### The problem
Count how many lines below include the string "points", and give that number without anything else.

### Extracted information
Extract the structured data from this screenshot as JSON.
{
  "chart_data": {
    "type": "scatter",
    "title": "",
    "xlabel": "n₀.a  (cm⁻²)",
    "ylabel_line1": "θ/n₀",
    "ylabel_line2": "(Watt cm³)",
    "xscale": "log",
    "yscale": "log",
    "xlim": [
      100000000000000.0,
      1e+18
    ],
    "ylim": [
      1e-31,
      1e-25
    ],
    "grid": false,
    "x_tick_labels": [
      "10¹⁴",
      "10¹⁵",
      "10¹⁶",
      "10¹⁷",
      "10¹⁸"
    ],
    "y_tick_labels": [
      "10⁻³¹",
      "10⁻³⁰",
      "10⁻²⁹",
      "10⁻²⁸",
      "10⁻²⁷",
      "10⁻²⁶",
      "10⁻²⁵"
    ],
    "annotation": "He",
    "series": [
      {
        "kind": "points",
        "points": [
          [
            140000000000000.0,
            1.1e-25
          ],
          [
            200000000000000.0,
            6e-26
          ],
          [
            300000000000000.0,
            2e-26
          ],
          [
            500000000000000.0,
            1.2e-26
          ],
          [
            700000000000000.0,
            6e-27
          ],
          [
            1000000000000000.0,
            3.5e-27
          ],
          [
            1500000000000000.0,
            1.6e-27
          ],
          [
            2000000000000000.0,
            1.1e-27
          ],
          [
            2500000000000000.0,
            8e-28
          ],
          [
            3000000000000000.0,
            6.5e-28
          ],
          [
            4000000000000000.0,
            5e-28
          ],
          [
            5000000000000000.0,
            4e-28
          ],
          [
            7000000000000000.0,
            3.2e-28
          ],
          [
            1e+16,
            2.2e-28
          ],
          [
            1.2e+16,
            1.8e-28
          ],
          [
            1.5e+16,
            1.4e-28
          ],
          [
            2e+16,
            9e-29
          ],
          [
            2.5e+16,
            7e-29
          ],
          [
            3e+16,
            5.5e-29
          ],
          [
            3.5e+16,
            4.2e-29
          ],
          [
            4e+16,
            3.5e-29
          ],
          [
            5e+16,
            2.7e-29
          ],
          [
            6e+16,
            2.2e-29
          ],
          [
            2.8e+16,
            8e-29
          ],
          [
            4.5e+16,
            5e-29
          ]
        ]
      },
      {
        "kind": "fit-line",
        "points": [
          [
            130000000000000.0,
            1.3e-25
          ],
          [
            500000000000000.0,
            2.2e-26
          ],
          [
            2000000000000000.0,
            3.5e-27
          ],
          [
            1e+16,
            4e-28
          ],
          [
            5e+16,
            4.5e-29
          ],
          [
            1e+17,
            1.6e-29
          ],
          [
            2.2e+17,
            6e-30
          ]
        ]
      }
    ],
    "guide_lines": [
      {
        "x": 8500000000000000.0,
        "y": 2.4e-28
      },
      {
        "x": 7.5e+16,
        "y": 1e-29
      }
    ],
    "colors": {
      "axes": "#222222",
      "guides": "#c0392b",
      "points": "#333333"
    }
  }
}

### Full response
4